Task A: Set down everything in the lambda function syntax proposal below, from "- Lambda functions" down to "a function call.", word for word.
Task B: Supply the next part of the lambda function syntax proposal below, picking up after its final line.

9.1 KiB
Lambda Function Syntax
Summary
Provide a parsable, typeable, flexible, readable and, most importantly of all, short syntax for writing one-line functions.
Motivation
Functions are useful.
- They define an arbitrary behavior.
- They can be defined and used anywhere.
Even though functions can be defined anywhere, it is hard to define them everywhere because anonymous function syntax is generally verbose.
-- Most of this function definition is made up of relatively long syntax. In
-- comparison, the function's content is much smaller.
-- VVVV VVVVV
local sum = foldLeft(numbers, function(a, b) return a + b end, 0)
Lambda functions are a way to shorten anonymous functions in situations where they can be written on one line.
Design
Lambda functions are function definitions made up of zero or more optionally typed parameters in parentheses ()
and one or more return expressions, all wrapped in backslashes \\
. Return types can be specified after the backslash delimiters using a colon :
. Generic types can be specified as well, in angle brackets <>
before defining parameters.
Here are some examples.
local lessThan = \(a, b) a < b \
local sortedAsc = \(a, b) math.min(a, b), math.max(a, b) \
local getOne = \() 1 \
local sum = foldLeft(numbers, \(a, b) a + b \, 0)
-- higher-order function: currySub(20)(30) == -10
local currySub = \(a) \(b) a - b \\
-- lessThan typed
local lessThan = \(a: number, b: number) a < b \: boolean
-- generic function
local first = \<T>(ls: {T}) ls[1] \: T
Syntax
This is the grammar, borrowing non-terminals from Luau's grammar. It would be appended to the simpleexp
non-terminal, denoted as simpleexp'
.
lambdafunc = '\' ['<' GenericTypeList '>'] '(' [parlist] ')' explist '\' [':' ReturnType]
simpleexp' = simpleexp | lambdafunc
The first backslash is only allowed where an expression is expected, and the last backslash is only allowed where an operator is expected. So in most cases, the backslash delimiters should be unambiguous.
The grammar imposes the following restrictions to prevent the remaining cases where they are ambiguous. There are examples included as rationale.
- Lambda functions must return at least one expression.
-- returning 0 expressions is illegal syntax
local discard = \(...) \
-- Alternative: use regular function syntax instead
local discard = function(...) end
-- Note: it's still legal to call a function that returns 0 values
local debug = \(msg) print(msg) \
-- arbitrary ambiguous case that breaks LL(n)
-- using asymmetric delimiters would fix this issue
-- local cmp, B, C, rest = function() end < A, B, C, ...
local cmp, B, C, rest = \() \ < A, B, C, ...
-- local getGetOne = function() return function<A, B, C, ...>() return 1 end end
local getGetOne = \() \<A, B, C, ...>() 1 \\
- Lambda function delimiters must not be used as implicit delimiters to a function call.

Data provided:
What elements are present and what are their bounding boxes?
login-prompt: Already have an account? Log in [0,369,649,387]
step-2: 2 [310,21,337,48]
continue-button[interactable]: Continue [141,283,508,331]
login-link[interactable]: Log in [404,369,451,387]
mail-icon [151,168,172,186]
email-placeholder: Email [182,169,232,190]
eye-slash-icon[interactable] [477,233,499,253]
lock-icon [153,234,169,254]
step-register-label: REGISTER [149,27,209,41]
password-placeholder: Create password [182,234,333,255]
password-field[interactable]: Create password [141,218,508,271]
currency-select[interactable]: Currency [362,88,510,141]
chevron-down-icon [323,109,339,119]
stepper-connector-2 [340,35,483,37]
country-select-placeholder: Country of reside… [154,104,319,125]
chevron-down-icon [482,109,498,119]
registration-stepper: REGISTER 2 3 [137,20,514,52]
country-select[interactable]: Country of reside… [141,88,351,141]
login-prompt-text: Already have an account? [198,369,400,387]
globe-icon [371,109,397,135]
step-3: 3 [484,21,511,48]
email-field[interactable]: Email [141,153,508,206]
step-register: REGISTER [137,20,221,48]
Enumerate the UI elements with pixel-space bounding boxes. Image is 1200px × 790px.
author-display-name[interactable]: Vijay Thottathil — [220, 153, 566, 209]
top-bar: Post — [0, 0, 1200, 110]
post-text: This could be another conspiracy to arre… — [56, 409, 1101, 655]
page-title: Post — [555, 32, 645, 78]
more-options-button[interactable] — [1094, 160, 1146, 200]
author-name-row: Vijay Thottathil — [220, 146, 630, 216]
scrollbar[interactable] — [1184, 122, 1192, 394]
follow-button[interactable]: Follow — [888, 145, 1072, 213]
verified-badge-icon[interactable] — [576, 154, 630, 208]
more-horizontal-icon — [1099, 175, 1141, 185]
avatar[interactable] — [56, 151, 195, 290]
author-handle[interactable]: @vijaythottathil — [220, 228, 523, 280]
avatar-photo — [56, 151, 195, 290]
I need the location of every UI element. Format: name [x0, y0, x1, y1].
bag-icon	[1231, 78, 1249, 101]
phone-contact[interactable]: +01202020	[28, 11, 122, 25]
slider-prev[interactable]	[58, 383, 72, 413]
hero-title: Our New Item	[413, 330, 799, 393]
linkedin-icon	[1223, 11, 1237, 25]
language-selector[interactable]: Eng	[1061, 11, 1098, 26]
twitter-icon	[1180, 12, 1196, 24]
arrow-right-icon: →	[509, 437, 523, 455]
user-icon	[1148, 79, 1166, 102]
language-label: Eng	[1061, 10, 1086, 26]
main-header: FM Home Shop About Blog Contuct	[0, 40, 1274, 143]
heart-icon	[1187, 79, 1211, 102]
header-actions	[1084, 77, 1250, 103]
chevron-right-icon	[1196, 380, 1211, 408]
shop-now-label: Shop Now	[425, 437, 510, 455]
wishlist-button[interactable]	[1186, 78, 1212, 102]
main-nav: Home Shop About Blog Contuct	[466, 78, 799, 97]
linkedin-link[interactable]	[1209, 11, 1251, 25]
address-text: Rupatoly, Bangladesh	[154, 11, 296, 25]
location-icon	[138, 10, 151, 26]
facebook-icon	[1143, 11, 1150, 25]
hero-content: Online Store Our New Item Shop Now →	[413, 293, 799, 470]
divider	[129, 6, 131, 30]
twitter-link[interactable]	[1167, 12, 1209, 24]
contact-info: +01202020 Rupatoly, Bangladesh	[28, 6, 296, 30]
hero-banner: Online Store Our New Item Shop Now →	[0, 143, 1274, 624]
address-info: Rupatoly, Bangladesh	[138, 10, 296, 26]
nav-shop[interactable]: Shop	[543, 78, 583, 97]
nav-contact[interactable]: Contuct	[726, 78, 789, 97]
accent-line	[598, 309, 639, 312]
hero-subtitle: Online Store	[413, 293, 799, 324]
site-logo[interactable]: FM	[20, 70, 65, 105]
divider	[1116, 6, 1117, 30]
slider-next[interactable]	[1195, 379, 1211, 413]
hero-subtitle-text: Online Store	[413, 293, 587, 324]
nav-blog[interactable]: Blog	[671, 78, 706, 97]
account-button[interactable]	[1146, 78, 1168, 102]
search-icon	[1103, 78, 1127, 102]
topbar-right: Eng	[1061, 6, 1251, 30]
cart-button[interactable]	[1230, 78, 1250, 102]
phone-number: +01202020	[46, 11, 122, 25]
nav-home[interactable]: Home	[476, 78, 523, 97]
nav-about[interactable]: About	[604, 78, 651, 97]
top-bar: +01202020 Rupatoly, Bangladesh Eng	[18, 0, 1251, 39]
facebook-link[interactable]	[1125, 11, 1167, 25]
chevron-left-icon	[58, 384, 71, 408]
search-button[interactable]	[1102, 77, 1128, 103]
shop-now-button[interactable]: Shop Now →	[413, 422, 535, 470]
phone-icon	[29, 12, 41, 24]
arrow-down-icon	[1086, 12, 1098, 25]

Written response A:
- Lambda functions must return at least one expression.
-- returning 0 expressions is illegal syntax
local discard = \(...) \
-- Alternative: use regular function syntax instead
local discard = function(...) end
-- Note: it's still legal to call a function that returns 0 values
local debug = \(msg) print(msg) \
-- arbitrary ambiguous case that breaks LL(n)
-- using asymmetric delimiters would fix this issue
-- local cmp, B, C, rest = function() end < A, B, C, ...
local cmp, B, C, rest = \() \ < A, B, C, ...
-- local getGetOne = function() return function<A, B, C, ...>() return 1 end end
local getGetOne = \() \<A, B, C, ...>() 1 \\
- Lambda function delimiters must not be used as implicit delimiters to a function call.

Written response B:
-- using lambdas as implicit call delimiters is illegal syntax
local ok, ten = pcall \() 10 \
-- Alternative: wrap the lambda in parentheses
local ok, ten = pcall(\() 10 \)
-- ambiguous case that breaks LL(n)
-- using asymmetric delimiters would fix this issue
--[[
local v1, v2, v3, ... = ArgsSorter(function(a, b)
return a < b
end)(x, y, z, ...)
]]
local v1, v2, v3, ... = ArgsSorter \(a, b) a < b \ (x, y, z, ...)
--[[
local sorter = ArgsSorter(function(a, b)
return a < b(function(x, y, z, ...) return 2 end)
end)
]]
local sorter = ArgsSorter \(a, b) a < b \(x, y, z, ...) 2 \\
-- another ambiguous case that breaks all parsers
-- moving the return type inside the delimiters would fix this issue
-- annotating the lambda function with a return type of typeof(...)
-- local generate64 = generatorOf(function(): typeof(...) return 64 end)
local generate64 = generatorOf \() 64 \: typeof(...)
-- calling the `typeof` method on the return value of `generatorOf(...)`
-- local generatorType = generatorOf(function() return 64 end):typeof(...)
local generatorType = generatorOf \() 64 \ :typeof(...)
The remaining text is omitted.